→ Task statement: Within the listing below, locate all lines containing the word "specific". Copy each one.

[BEGIN Dataset extract]

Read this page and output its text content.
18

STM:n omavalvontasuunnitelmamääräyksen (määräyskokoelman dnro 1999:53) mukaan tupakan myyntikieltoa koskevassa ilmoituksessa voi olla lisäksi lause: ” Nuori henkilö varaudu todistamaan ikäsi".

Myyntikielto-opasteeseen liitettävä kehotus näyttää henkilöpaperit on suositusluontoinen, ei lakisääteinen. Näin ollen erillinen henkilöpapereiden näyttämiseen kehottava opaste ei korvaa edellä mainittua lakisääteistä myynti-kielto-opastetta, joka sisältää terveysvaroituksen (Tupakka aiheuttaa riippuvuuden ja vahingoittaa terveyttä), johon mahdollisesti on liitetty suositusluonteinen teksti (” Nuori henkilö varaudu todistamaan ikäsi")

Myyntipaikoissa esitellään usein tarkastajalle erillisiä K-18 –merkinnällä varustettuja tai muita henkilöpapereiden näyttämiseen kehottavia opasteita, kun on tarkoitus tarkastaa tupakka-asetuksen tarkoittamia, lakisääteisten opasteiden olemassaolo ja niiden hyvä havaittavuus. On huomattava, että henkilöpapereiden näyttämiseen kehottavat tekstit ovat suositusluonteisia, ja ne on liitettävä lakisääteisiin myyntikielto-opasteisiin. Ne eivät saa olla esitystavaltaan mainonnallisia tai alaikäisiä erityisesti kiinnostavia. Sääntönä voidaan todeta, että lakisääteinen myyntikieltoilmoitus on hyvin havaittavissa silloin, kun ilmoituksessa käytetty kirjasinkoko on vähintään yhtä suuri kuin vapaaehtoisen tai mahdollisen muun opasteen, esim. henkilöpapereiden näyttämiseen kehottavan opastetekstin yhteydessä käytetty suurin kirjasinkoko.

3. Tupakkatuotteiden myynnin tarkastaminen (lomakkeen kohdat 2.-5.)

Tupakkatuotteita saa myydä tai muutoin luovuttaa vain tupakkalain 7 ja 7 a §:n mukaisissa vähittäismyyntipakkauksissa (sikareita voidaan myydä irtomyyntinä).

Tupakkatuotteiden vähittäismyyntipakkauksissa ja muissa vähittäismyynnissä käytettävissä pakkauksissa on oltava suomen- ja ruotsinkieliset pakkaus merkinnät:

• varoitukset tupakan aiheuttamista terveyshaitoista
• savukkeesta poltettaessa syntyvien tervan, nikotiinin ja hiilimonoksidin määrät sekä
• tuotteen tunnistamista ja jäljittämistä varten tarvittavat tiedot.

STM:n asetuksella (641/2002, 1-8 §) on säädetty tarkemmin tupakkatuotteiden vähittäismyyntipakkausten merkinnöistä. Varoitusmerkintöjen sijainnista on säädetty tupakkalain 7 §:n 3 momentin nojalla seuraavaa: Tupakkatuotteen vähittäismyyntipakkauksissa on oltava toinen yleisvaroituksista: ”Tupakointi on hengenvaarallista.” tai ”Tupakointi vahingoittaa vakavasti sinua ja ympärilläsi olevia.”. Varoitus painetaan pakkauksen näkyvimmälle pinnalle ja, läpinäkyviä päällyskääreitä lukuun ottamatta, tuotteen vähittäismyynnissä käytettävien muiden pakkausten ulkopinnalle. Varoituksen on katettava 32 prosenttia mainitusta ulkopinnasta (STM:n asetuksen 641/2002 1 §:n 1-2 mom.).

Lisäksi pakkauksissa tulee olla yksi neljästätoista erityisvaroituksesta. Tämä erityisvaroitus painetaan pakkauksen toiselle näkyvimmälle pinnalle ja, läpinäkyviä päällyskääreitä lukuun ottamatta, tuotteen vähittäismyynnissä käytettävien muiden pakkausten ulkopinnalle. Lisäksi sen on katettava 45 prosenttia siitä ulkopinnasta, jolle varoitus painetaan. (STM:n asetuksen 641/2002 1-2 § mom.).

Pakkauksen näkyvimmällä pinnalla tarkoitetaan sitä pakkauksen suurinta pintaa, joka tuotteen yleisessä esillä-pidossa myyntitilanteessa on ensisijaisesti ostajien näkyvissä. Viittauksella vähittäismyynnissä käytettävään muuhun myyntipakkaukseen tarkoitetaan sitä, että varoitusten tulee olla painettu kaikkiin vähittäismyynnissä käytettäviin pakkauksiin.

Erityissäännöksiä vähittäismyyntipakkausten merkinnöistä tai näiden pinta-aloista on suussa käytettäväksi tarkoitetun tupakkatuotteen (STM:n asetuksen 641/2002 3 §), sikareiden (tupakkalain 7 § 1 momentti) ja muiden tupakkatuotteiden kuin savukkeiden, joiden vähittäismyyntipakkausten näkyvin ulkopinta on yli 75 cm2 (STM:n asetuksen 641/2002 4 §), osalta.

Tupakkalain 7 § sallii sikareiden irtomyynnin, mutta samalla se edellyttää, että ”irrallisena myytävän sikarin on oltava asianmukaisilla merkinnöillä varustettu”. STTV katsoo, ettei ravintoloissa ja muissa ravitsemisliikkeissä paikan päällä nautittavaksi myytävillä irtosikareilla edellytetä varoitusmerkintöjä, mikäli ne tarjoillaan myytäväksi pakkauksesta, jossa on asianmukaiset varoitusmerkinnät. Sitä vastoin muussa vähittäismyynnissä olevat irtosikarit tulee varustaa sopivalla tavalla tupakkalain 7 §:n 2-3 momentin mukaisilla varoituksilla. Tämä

[END Dataset extract]
[BEGIN Dataset extract]

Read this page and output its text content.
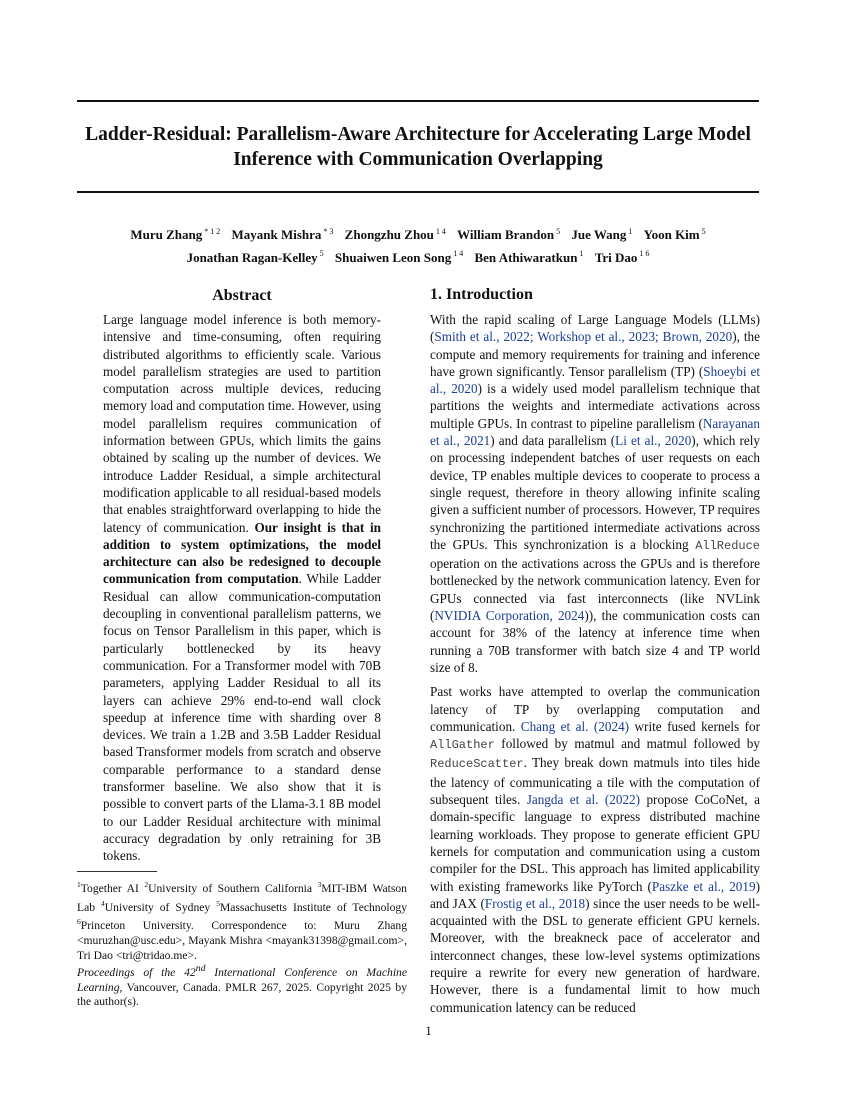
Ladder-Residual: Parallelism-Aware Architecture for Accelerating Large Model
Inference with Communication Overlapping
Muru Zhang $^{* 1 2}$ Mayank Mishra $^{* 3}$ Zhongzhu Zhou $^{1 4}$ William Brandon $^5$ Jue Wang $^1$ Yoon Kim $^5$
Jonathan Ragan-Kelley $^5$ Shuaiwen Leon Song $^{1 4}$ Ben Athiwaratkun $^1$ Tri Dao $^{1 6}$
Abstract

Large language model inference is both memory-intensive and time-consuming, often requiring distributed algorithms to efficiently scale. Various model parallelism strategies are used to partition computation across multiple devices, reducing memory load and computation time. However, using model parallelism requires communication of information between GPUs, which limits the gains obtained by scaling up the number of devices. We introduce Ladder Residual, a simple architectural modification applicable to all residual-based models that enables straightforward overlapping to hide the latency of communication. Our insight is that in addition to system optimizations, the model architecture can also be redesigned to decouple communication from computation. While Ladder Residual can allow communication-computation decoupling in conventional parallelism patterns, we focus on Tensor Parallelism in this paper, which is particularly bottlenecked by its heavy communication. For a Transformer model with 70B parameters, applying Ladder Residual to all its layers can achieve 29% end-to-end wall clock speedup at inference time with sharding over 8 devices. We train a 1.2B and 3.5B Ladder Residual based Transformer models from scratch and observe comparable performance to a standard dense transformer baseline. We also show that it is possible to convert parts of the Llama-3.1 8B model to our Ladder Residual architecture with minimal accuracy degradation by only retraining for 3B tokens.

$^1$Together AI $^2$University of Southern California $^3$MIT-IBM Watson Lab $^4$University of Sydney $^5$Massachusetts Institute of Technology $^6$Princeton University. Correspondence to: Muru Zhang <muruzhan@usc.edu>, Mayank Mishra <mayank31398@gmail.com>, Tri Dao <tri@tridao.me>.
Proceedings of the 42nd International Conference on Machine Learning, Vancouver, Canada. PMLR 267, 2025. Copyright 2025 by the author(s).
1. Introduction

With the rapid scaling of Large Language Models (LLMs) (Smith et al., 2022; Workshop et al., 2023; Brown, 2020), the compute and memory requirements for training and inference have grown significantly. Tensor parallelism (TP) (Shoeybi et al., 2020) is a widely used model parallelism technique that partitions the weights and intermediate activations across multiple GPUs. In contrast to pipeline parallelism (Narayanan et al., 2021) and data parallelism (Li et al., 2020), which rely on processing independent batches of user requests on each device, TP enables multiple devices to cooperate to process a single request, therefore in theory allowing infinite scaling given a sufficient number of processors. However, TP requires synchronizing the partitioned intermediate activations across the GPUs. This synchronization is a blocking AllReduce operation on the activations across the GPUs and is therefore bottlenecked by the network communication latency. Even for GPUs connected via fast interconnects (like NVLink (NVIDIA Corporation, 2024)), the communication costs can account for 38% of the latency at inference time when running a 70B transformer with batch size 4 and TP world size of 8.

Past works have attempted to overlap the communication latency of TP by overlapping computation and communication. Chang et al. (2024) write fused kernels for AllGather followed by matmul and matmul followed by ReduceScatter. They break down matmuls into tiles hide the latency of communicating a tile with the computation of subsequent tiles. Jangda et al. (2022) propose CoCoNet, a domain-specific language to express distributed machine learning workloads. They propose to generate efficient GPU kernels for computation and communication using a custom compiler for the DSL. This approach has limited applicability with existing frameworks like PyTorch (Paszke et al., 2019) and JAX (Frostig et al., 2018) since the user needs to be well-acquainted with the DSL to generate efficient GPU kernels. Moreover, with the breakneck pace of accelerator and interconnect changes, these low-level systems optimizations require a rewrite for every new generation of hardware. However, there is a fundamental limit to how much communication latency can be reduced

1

[END Dataset extract]
[BEGIN Dataset extract]

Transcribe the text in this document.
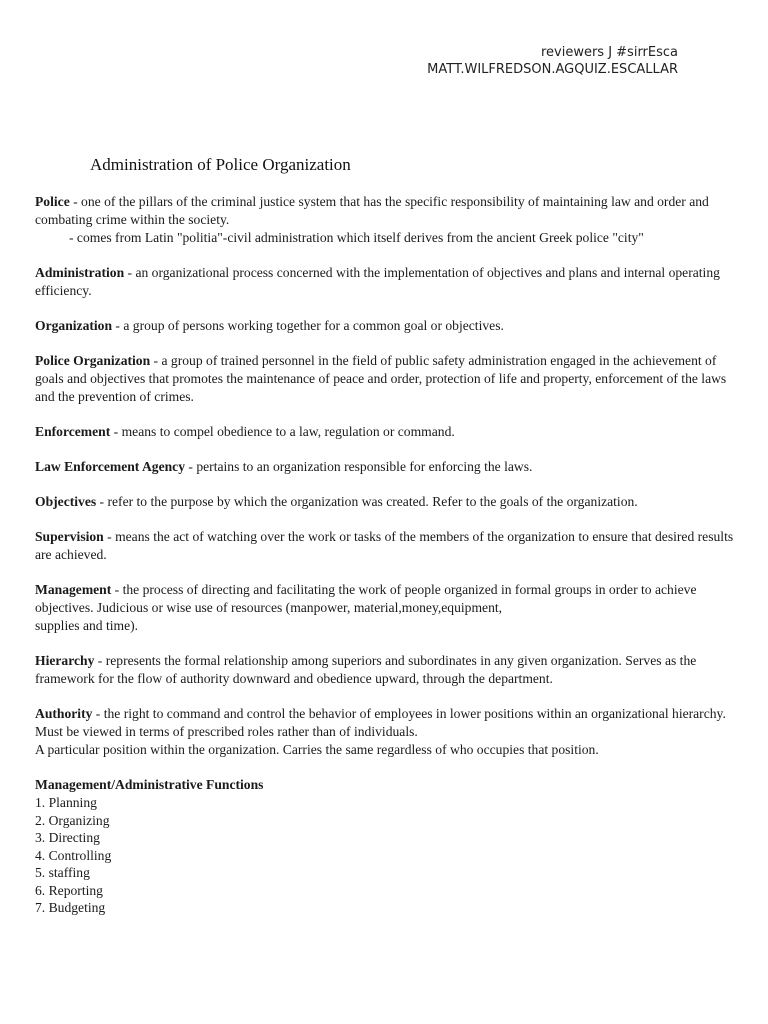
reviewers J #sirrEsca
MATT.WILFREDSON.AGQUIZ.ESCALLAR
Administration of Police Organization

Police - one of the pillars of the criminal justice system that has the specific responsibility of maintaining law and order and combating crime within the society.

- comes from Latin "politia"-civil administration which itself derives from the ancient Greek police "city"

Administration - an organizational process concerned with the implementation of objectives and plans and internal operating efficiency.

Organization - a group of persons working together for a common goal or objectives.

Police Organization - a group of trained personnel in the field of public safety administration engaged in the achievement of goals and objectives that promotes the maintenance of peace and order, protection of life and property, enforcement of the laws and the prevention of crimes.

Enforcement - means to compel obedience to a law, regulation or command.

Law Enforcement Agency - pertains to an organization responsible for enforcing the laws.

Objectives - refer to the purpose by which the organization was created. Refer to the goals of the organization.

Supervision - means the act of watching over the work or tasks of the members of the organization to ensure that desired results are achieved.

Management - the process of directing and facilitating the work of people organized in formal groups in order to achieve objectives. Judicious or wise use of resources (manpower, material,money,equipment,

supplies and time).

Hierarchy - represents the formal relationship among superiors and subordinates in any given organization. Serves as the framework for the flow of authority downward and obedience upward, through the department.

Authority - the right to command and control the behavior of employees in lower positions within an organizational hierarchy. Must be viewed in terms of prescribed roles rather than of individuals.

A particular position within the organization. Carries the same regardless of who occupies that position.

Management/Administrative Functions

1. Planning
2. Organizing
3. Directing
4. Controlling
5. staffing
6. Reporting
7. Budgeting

[END Dataset extract]

→ Exercise output:
Past works have attempted to overlap the communication latency of TP by overlapping computation and communication. Chang et al. (2024) write fused kernels for AllGather followed by matmul and matmul followed by ReduceScatter. They break down matmuls into tiles hide the latency of communicating a tile with the computation of subsequent tiles. Jangda et al. (2022) propose CoCoNet, a domain-specific language to express distributed machine learning workloads. They propose to generate efficient GPU kernels for computation and communication using a custom compiler for the DSL. This approach has limited applicability with existing frameworks like PyTorch (Paszke et al., 2019) and JAX (Frostig et al., 2018) since the user needs to be well-acquainted with the DSL to generate efficient GPU kernels. Moreover, with the breakneck pace of accelerator and interconnect changes, these low-level systems optimizations require a rewrite for every new generation of hardware. However, there is a fundamental limit to how much communication latency can be reduced
Police - one of the pillars of the criminal justice system that has the specific responsibility of maintaining law and order and combating crime within the society.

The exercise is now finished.